EXERCISE DATA:

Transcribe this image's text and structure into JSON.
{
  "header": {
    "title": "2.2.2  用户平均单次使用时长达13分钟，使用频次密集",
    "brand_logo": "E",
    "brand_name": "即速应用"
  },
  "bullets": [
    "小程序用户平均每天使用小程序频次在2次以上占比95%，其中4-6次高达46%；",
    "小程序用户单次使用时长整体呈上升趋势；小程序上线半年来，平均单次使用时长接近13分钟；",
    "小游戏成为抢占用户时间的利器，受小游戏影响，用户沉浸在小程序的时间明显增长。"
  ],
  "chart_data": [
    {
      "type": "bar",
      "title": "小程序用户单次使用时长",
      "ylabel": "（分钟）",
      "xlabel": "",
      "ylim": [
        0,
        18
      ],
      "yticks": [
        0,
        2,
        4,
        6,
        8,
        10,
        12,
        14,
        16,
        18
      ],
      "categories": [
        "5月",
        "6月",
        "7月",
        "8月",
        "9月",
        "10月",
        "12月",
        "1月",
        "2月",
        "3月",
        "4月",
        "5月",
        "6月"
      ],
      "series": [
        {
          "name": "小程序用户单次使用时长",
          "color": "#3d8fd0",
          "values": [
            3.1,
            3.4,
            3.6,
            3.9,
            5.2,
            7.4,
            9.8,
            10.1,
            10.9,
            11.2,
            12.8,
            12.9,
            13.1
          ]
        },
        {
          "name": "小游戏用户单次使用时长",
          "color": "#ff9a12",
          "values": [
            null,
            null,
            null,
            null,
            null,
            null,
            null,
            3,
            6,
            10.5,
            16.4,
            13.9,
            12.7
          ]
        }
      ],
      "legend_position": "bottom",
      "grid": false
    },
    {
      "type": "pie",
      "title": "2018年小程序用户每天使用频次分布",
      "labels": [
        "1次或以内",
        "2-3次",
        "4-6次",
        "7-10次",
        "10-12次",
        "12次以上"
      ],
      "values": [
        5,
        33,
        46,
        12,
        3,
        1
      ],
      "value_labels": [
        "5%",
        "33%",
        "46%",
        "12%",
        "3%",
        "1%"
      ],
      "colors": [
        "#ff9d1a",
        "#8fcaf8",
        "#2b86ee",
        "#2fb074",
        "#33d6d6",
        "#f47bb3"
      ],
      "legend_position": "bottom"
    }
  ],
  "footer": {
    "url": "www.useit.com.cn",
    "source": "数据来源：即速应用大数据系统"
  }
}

TASK PROMPT: Nothing in the data may differ; print all of it exactly as written.

EXPECTED OUTPUT:
Transcribe this image's text and structure into JSON.
{
  "header": {
    "title": "2.2.2  用户平均单次使用时长达13分钟，使用频次密集",
    "brand_logo": "E",
    "brand_name": "即速应用"
  },
  "bullets": [
    "小程序用户平均每天使用小程序频次在2次以上占比95%，其中4-6次高达46%；",
    "小程序用户单次使用时长整体呈上升趋势；小程序上线半年来，平均单次使用时长接近13分钟；",
    "小游戏成为抢占用户时间的利器，受小游戏影响，用户沉浸在小程序的时间明显增长。"
  ],
  "chart_data": [
    {
      "type": "bar",
      "title": "小程序用户单次使用时长",
      "ylabel": "（分钟）",
      "xlabel": "",
      "ylim": [
        0,
        18
      ],
      "yticks": [
        0,
        2,
        4,
        6,
        8,
        10,
        12,
        14,
        16,
        18
      ],
      "categories": [
        "5月",
        "6月",
        "7月",
        "8月",
        "9月",
        "10月",
        "12月",
        "1月",
        "2月",
        "3月",
        "4月",
        "5月",
        "6月"
      ],
      "series": [
        {
          "name": "小程序用户单次使用时长",
          "color": "#3d8fd0",
          "values": [
            3.1,
            3.4,
            3.6,
            3.9,
            5.2,
            7.4,
            9.8,
            10.1,
            10.9,
            11.2,
            12.8,
            12.9,
            13.1
          ]
        },
        {
          "name": "小游戏用户单次使用时长",
          "color": "#ff9a12",
          "values": [
            null,
            null,
            null,
            null,
            null,
            null,
            null,
            3,
            6,
            10.5,
            16.4,
            13.9,
            12.7
          ]
        }
      ],
      "legend_position": "bottom",
      "grid": false
    },
    {
      "type": "pie",
      "title": "2018年小程序用户每天使用频次分布",
      "labels": [
        "1次或以内",
        "2-3次",
        "4-6次",
        "7-10次",
        "10-12次",
        "12次以上"
      ],
      "values": [
        5,
        33,
        46,
        12,
        3,
        1
      ],
      "value_labels": [
        "5%",
        "33%",
        "46%",
        "12%",
        "3%",
        "1%"
      ],
      "colors": [
        "#ff9d1a",
        "#8fcaf8",
        "#2b86ee",
        "#2fb074",
        "#33d6d6",
        "#f47bb3"
      ],
      "legend_position": "bottom"
    }
  ],
  "footer": {
    "url": "www.useit.com.cn",
    "source": "数据来源：即速应用大数据系统"
  }
}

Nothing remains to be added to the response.